Challenge: Locate the string "MILES" throughout the material and copy every line in which it occurs.
■ ■ ■ ■ ■
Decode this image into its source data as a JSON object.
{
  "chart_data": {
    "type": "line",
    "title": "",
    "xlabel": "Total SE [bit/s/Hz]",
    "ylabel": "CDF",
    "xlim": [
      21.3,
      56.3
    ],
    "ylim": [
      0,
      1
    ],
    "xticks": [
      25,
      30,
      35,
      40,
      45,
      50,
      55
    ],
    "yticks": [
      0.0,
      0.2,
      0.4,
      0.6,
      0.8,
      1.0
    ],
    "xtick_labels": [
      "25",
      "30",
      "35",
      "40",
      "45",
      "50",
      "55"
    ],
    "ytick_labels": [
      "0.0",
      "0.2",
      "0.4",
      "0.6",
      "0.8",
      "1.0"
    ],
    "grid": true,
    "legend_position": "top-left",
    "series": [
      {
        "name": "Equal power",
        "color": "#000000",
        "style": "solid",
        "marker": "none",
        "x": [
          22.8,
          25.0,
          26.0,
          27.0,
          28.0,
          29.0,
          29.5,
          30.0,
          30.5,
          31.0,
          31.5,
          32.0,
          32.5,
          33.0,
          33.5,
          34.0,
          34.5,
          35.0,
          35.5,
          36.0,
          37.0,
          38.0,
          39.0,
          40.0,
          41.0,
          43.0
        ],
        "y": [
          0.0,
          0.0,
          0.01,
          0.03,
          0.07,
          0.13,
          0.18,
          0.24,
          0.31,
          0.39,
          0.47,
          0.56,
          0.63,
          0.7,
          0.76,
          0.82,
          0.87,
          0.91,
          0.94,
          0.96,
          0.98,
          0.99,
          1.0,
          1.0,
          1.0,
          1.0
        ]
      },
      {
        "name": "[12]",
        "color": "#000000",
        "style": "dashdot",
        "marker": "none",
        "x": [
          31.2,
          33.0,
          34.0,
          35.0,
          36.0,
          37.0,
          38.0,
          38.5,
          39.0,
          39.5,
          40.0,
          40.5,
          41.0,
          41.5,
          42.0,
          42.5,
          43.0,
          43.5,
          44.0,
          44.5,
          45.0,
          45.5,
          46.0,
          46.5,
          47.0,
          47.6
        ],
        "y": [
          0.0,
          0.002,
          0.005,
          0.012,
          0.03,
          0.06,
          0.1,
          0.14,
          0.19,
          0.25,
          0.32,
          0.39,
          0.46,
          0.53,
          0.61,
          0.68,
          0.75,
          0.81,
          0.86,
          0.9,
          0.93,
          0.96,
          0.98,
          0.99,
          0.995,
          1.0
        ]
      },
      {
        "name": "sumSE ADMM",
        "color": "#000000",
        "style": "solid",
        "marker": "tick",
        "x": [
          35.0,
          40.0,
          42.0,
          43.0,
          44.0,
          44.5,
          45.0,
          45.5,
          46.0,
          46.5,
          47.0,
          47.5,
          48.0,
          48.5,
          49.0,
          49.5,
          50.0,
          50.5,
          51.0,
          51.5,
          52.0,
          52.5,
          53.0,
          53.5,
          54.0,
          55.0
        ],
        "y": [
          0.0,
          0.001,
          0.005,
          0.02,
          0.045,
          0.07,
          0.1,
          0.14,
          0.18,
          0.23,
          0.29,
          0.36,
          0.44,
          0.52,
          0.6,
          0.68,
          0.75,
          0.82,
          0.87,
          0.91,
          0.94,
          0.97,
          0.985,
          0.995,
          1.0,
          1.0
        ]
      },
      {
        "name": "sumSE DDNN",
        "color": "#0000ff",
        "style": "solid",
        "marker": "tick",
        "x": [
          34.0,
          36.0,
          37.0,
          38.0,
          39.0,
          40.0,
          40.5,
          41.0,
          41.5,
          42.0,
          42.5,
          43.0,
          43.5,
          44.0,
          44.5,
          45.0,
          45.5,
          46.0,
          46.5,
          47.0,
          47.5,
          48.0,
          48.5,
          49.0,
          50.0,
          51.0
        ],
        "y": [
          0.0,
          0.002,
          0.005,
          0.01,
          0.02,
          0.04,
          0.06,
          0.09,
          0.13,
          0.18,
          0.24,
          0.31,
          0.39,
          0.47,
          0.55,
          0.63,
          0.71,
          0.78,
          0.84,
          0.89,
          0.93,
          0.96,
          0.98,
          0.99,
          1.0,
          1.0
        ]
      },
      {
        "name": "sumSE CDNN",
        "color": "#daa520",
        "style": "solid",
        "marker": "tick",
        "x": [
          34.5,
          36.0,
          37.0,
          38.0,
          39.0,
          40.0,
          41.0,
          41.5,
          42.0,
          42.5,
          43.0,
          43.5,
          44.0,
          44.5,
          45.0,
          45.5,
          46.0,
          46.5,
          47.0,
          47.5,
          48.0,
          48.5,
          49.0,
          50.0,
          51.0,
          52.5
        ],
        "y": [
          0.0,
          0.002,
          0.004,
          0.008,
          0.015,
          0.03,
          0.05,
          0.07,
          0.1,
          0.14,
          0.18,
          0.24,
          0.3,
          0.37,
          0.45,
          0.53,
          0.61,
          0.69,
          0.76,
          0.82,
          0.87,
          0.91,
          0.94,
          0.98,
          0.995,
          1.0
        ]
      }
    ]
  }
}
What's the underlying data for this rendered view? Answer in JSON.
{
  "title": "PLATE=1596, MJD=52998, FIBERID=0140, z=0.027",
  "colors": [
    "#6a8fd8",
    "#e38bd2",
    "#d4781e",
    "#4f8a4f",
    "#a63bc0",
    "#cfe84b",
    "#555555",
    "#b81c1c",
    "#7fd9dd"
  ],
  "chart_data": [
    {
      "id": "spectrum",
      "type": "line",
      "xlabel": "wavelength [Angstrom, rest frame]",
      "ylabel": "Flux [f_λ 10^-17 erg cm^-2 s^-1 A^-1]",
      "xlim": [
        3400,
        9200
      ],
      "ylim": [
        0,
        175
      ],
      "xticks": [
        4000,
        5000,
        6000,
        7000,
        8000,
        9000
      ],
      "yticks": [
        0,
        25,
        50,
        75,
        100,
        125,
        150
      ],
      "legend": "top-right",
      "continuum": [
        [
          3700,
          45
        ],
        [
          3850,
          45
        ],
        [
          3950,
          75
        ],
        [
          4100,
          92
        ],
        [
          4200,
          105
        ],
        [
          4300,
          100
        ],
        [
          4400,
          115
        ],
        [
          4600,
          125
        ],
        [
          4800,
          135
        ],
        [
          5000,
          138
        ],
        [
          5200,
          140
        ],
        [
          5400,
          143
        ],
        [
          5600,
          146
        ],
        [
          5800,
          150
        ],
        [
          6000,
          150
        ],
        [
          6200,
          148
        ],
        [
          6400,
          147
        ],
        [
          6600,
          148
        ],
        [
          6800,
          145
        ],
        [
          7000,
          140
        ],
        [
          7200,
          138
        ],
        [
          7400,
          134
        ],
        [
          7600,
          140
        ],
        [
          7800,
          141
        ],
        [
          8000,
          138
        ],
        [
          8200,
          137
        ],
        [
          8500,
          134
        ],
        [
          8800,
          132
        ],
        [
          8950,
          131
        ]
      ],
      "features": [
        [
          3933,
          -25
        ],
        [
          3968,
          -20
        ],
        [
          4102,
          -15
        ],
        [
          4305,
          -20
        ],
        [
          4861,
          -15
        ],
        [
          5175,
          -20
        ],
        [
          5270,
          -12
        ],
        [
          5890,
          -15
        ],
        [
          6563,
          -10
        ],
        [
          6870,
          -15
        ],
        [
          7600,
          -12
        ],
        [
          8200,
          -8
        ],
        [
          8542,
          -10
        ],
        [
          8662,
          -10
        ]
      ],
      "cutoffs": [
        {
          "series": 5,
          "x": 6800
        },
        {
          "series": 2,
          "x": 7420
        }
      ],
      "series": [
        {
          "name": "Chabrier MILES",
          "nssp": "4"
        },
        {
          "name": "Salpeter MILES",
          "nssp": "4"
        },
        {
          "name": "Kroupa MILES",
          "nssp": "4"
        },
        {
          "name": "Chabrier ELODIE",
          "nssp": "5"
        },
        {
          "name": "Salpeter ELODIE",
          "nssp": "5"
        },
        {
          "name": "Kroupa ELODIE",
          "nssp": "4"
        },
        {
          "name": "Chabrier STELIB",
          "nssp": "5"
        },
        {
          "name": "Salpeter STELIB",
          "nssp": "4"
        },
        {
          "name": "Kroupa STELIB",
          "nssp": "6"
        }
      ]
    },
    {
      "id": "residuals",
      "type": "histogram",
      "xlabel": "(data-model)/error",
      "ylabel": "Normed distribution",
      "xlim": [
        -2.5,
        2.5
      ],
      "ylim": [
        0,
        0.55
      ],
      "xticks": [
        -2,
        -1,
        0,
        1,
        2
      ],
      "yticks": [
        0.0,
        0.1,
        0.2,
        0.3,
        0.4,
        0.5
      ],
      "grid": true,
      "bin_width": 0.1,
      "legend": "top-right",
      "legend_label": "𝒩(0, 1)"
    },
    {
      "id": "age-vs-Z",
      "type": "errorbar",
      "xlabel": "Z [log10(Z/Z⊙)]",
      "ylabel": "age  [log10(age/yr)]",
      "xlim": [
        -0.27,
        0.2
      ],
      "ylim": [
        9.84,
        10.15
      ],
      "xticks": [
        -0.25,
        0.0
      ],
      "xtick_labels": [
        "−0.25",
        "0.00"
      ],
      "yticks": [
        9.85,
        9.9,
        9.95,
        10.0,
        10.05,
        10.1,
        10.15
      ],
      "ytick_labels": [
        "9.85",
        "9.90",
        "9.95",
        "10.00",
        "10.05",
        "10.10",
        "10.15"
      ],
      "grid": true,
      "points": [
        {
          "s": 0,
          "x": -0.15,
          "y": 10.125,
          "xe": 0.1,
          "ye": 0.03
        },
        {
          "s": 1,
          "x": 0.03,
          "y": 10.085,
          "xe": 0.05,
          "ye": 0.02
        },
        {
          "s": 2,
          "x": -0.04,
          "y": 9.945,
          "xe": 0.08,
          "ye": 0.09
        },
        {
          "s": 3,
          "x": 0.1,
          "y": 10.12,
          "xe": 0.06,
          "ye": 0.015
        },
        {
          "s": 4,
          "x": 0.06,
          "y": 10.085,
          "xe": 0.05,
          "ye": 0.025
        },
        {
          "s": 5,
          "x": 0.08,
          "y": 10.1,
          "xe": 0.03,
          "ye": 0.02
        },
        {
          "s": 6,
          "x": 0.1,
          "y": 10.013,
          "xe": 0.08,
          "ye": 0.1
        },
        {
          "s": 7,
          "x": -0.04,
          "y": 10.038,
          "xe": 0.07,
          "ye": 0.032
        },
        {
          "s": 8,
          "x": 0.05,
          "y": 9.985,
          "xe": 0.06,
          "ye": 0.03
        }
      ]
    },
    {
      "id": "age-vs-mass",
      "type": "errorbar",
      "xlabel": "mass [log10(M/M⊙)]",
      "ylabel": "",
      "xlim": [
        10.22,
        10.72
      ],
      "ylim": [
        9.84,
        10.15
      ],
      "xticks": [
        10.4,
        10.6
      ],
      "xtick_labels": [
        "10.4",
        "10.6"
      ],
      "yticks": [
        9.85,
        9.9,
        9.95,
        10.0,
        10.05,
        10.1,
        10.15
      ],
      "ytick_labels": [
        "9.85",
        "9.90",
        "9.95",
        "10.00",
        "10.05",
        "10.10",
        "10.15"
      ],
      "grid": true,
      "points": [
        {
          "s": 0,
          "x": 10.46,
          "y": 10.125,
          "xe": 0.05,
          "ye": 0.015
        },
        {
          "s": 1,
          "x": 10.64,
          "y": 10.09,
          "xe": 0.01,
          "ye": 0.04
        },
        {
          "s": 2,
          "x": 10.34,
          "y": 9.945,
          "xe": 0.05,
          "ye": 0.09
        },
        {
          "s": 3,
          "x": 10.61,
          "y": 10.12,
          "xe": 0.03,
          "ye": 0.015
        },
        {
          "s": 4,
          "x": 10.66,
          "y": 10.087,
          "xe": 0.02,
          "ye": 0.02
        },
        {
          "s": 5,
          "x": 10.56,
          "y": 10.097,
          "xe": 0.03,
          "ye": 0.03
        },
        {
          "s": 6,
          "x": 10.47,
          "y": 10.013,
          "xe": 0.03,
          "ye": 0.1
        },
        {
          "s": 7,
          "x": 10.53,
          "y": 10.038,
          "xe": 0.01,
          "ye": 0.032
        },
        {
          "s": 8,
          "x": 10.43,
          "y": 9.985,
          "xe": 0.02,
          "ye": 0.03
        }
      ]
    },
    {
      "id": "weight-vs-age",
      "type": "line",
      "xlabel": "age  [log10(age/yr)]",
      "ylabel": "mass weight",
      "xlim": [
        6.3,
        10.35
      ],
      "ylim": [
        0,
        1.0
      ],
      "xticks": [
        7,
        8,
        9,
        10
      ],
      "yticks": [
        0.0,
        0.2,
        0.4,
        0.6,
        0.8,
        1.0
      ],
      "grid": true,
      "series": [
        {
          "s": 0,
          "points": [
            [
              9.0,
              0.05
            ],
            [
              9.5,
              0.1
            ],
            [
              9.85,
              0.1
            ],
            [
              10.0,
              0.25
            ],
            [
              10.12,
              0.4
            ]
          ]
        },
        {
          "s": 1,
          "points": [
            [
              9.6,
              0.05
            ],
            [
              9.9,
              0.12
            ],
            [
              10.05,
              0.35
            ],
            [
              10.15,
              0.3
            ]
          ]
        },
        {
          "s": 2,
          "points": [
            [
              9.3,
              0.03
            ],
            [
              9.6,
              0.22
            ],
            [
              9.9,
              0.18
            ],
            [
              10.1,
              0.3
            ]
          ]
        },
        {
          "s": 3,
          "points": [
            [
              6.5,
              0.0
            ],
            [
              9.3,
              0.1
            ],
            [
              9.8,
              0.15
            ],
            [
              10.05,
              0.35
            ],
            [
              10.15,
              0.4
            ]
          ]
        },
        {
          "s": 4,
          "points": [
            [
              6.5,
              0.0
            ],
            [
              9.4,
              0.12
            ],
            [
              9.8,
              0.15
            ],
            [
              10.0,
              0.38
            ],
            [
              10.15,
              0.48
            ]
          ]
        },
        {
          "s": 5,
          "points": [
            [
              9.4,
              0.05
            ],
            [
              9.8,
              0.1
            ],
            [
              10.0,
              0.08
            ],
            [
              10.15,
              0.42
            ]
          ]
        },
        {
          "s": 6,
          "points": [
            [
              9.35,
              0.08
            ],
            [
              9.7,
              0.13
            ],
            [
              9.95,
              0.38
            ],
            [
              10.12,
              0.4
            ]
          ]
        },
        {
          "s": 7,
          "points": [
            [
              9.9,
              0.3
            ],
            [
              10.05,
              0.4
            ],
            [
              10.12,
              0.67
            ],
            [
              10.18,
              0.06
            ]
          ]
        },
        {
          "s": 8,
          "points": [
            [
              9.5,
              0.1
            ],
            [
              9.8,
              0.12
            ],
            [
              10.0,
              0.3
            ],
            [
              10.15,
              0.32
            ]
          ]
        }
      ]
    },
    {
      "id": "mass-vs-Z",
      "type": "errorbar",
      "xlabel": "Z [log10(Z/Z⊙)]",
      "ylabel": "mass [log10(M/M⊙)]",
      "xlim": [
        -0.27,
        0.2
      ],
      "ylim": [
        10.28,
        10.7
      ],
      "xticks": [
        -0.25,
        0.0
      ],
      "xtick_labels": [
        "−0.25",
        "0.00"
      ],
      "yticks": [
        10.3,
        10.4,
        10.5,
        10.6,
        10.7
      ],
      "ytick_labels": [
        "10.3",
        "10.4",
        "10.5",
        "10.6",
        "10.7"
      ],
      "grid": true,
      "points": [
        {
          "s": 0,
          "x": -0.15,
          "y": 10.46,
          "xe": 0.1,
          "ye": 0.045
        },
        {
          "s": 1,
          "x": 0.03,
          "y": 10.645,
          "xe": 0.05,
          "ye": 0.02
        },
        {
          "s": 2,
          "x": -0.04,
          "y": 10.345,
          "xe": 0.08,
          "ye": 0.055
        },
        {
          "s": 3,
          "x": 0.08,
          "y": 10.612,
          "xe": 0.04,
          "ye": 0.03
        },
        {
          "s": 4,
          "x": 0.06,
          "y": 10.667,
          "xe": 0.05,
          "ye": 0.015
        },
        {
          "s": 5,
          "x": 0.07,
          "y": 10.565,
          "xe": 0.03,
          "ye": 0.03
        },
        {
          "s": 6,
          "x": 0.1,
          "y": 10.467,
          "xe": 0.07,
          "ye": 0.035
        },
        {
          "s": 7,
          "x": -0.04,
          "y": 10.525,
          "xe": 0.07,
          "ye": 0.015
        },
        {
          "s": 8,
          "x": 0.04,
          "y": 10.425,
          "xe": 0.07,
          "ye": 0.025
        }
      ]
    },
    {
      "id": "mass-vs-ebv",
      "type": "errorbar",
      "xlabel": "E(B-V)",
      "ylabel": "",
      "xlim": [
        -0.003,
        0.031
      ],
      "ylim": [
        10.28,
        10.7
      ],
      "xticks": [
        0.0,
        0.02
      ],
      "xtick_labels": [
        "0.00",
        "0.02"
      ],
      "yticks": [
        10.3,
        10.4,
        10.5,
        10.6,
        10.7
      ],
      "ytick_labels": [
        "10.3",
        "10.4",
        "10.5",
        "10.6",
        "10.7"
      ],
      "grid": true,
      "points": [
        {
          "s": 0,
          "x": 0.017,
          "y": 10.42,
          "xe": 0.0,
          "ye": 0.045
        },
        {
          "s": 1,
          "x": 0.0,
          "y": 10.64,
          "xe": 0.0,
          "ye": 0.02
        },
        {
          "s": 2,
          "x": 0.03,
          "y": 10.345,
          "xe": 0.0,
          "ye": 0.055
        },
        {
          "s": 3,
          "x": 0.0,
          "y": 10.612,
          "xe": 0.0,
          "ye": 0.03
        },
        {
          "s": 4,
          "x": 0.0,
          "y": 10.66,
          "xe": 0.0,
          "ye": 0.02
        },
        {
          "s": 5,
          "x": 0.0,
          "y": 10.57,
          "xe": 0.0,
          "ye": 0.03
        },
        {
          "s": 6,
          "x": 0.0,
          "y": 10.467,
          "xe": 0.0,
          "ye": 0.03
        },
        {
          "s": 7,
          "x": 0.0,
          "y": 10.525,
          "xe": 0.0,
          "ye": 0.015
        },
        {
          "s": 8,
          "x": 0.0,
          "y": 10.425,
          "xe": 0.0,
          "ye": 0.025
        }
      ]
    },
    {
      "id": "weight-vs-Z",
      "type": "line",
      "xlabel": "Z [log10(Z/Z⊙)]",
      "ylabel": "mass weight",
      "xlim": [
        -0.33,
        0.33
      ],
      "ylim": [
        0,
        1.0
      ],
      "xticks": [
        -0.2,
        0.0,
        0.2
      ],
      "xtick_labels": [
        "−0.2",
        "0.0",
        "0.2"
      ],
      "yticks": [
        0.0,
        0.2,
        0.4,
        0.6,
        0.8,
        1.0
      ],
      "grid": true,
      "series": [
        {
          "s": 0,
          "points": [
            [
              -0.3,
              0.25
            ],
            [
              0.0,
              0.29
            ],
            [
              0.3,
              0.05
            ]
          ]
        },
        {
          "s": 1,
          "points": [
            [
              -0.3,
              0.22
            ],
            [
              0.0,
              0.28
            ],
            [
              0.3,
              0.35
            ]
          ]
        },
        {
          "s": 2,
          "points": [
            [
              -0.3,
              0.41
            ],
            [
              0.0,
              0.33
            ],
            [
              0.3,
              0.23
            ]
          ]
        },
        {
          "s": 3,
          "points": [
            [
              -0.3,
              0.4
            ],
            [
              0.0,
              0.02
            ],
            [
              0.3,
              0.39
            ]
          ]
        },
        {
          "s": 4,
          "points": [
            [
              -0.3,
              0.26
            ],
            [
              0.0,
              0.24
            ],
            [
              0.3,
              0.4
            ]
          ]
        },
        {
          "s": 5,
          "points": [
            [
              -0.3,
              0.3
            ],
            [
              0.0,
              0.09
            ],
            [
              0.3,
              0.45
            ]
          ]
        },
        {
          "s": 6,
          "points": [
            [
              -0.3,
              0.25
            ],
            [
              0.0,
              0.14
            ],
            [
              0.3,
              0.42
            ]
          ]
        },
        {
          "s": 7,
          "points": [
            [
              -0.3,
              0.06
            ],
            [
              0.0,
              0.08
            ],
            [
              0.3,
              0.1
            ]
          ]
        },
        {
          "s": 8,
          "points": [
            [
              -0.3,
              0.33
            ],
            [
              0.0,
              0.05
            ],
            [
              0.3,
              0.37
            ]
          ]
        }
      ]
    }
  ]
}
■ ■ ■ ■ ■
The solution:
          "name": "Chabrier MILES",
          "name": "Salpeter MILES",
          "name": "Kroupa MILES",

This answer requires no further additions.